'''

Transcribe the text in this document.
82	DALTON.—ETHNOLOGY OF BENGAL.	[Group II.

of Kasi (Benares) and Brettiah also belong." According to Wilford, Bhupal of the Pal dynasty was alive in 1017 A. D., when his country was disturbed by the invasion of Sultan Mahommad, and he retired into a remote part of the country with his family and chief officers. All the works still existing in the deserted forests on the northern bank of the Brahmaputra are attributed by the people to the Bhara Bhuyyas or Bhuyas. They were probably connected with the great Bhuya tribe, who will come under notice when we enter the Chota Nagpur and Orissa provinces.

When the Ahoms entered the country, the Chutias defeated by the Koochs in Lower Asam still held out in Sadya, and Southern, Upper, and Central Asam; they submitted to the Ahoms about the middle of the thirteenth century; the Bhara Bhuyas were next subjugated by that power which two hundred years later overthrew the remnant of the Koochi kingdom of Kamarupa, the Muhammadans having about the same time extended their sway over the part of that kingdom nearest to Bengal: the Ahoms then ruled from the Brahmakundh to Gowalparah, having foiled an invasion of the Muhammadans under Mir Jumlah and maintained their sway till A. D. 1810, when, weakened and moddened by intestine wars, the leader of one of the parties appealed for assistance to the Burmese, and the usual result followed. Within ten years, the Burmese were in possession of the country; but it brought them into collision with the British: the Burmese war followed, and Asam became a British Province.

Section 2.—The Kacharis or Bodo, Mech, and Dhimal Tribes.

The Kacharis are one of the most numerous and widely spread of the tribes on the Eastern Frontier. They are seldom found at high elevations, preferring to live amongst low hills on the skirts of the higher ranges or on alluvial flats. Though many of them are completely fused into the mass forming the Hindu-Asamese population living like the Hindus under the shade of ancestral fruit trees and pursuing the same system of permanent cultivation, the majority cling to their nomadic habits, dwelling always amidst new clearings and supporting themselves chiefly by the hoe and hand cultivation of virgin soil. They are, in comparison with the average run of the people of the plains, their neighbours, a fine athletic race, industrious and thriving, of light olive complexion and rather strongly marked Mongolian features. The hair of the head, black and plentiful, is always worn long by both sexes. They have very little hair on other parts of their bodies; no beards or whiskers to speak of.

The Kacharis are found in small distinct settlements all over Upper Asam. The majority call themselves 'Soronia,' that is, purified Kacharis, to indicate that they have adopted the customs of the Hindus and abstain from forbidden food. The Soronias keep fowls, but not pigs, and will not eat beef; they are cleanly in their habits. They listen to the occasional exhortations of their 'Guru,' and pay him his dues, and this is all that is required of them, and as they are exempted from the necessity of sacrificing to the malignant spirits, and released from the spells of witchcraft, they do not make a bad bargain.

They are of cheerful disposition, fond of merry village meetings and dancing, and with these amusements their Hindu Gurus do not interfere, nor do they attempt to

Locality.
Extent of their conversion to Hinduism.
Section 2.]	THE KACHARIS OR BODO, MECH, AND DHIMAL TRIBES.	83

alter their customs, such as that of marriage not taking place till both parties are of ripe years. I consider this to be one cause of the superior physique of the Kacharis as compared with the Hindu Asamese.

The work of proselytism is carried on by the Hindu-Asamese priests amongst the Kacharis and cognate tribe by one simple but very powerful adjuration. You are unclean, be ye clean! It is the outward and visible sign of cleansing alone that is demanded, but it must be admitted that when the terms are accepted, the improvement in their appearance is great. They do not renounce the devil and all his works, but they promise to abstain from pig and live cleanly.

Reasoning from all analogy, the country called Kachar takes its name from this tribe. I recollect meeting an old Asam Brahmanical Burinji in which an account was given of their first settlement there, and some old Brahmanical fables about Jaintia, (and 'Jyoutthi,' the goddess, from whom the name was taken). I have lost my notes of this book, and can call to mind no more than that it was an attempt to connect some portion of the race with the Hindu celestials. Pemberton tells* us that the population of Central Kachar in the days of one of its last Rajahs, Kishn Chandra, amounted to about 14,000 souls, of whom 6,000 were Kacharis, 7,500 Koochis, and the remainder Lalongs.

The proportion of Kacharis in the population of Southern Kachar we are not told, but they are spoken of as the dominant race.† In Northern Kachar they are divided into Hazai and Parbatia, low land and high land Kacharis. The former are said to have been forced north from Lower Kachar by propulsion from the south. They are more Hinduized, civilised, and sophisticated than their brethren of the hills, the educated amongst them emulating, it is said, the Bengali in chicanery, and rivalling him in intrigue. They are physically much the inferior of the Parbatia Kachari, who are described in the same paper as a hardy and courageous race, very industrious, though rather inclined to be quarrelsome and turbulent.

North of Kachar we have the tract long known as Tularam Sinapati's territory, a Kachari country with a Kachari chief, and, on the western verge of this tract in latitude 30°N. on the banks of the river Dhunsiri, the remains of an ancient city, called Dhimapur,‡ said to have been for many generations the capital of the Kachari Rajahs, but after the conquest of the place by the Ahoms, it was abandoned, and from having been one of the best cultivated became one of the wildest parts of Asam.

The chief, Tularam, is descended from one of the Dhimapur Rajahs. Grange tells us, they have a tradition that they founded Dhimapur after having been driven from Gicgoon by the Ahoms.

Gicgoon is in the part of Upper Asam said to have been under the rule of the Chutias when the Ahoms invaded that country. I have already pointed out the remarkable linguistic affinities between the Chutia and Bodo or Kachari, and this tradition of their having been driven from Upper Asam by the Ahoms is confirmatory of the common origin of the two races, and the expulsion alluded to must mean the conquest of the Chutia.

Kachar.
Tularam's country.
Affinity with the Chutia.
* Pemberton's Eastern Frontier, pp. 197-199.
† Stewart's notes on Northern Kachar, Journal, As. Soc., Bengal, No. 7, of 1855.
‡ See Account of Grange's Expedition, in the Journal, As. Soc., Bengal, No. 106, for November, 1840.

'''

REQUIRED WORK:
Retype all of the material, keeping each line exact.

COMPLETED TASK:
Transcribe the text in this document.
82	DALTON.—ETHNOLOGY OF BENGAL.	[Group II.

of Kasi (Benares) and Brettiah also belong." According to Wilford, Bhupal of the Pal dynasty was alive in 1017 A. D., when his country was disturbed by the invasion of Sultan Mahommad, and he retired into a remote part of the country with his family and chief officers. All the works still existing in the deserted forests on the northern bank of the Brahmaputra are attributed by the people to the Bhara Bhuyyas or Bhuyas. They were probably connected with the great Bhuya tribe, who will come under notice when we enter the Chota Nagpur and Orissa provinces.

When the Ahoms entered the country, the Chutias defeated by the Koochs in Lower Asam still held out in Sadya, and Southern, Upper, and Central Asam; they submitted to the Ahoms about the middle of the thirteenth century; the Bhara Bhuyas were next subjugated by that power which two hundred years later overthrew the remnant of the Koochi kingdom of Kamarupa, the Muhammadans having about the same time extended their sway over the part of that kingdom nearest to Bengal: the Ahoms then ruled from the Brahmakundh to Gowalparah, having foiled an invasion of the Muhammadans under Mir Jumlah and maintained their sway till A. D. 1810, when, weakened and moddened by intestine wars, the leader of one of the parties appealed for assistance to the Burmese, and the usual result followed. Within ten years, the Burmese were in possession of the country; but it brought them into collision with the British: the Burmese war followed, and Asam became a British Province.

Section 2.—The Kacharis or Bodo, Mech, and Dhimal Tribes.

The Kacharis are one of the most numerous and widely spread of the tribes on the Eastern Frontier. They are seldom found at high elevations, preferring to live amongst low hills on the skirts of the higher ranges or on alluvial flats. Though many of them are completely fused into the mass forming the Hindu-Asamese population living like the Hindus under the shade of ancestral fruit trees and pursuing the same system of permanent cultivation, the majority cling to their nomadic habits, dwelling always amidst new clearings and supporting themselves chiefly by the hoe and hand cultivation of virgin soil. They are, in comparison with the average run of the people of the plains, their neighbours, a fine athletic race, industrious and thriving, of light olive complexion and rather strongly marked Mongolian features. The hair of the head, black and plentiful, is always worn long by both sexes. They have very little hair on other parts of their bodies; no beards or whiskers to speak of.

The Kacharis are found in small distinct settlements all over Upper Asam. The majority call themselves 'Soronia,' that is, purified Kacharis, to indicate that they have adopted the customs of the Hindus and abstain from forbidden food. The Soronias keep fowls, but not pigs, and will not eat beef; they are cleanly in their habits. They listen to the occasional exhortations of their 'Guru,' and pay him his dues, and this is all that is required of them, and as they are exempted from the necessity of sacrificing to the malignant spirits, and released from the spells of witchcraft, they do not make a bad bargain.

They are of cheerful disposition, fond of merry village meetings and dancing, and with these amusements their Hindu Gurus do not interfere, nor do they attempt to

Locality.
Extent of their conversion to Hinduism.
Section 2.]	THE KACHARIS OR BODO, MECH, AND DHIMAL TRIBES.	83

alter their customs, such as that of marriage not taking place till both parties are of ripe years. I consider this to be one cause of the superior physique of the Kacharis as compared with the Hindu Asamese.

The work of proselytism is carried on by the Hindu-Asamese priests amongst the Kacharis and cognate tribe by one simple but very powerful adjuration. You are unclean, be ye clean! It is the outward and visible sign of cleansing alone that is demanded, but it must be admitted that when the terms are accepted, the improvement in their appearance is great. They do not renounce the devil and all his works, but they promise to abstain from pig and live cleanly.

Reasoning from all analogy, the country called Kachar takes its name from this tribe. I recollect meeting an old Asam Brahmanical Burinji in which an account was given of their first settlement there, and some old Brahmanical fables about Jaintia, (and 'Jyoutthi,' the goddess, from whom the name was taken). I have lost my notes of this book, and can call to mind no more than that it was an attempt to connect some portion of the race with the Hindu celestials. Pemberton tells* us that the population of Central Kachar in the days of one of its last Rajahs, Kishn Chandra, amounted to about 14,000 souls, of whom 6,000 were Kacharis, 7,500 Koochis, and the remainder Lalongs.

The proportion of Kacharis in the population of Southern Kachar we are not told, but they are spoken of as the dominant race.† In Northern Kachar they are divided into Hazai and Parbatia, low land and high land Kacharis. The former are said to have been forced north from Lower Kachar by propulsion from the south. They are more Hinduized, civilised, and sophisticated than their brethren of the hills, the educated amongst them emulating, it is said, the Bengali in chicanery, and rivalling him in intrigue. They are physically much the inferior of the Parbatia Kachari, who are described in the same paper as a hardy and courageous race, very industrious, though rather inclined to be quarrelsome and turbulent.

North of Kachar we have the tract long known as Tularam Sinapati's territory, a Kachari country with a Kachari chief, and, on the western verge of this tract in latitude 30°N. on the banks of the river Dhunsiri, the remains of an ancient city, called Dhimapur,‡ said to have been for many generations the capital of the Kachari Rajahs, but after the conquest of the place by the Ahoms, it was abandoned, and from having been one of the best cultivated became one of the wildest parts of Asam.

The chief, Tularam, is descended from one of the Dhimapur Rajahs. Grange tells us, they have a tradition that they founded Dhimapur after having been driven from Gicgoon by the Ahoms.

Gicgoon is in the part of Upper Asam said to have been under the rule of the Chutias when the Ahoms invaded that country. I have already pointed out the remarkable linguistic affinities between the Chutia and Bodo or Kachari, and this tradition of their having been driven from Upper Asam by the Ahoms is confirmatory of the common origin of the two races, and the expulsion alluded to must mean the conquest of the Chutia.

Kachar.
Tularam's country.
Affinity with the Chutia.
* Pemberton's Eastern Frontier, pp. 197-199.
† Stewart's notes on Northern Kachar, Journal, As. Soc., Bengal, No. 7, of 1855.
‡ See Account of Grange's Expedition, in the Journal, As. Soc., Bengal, No. 106, for November, 1840.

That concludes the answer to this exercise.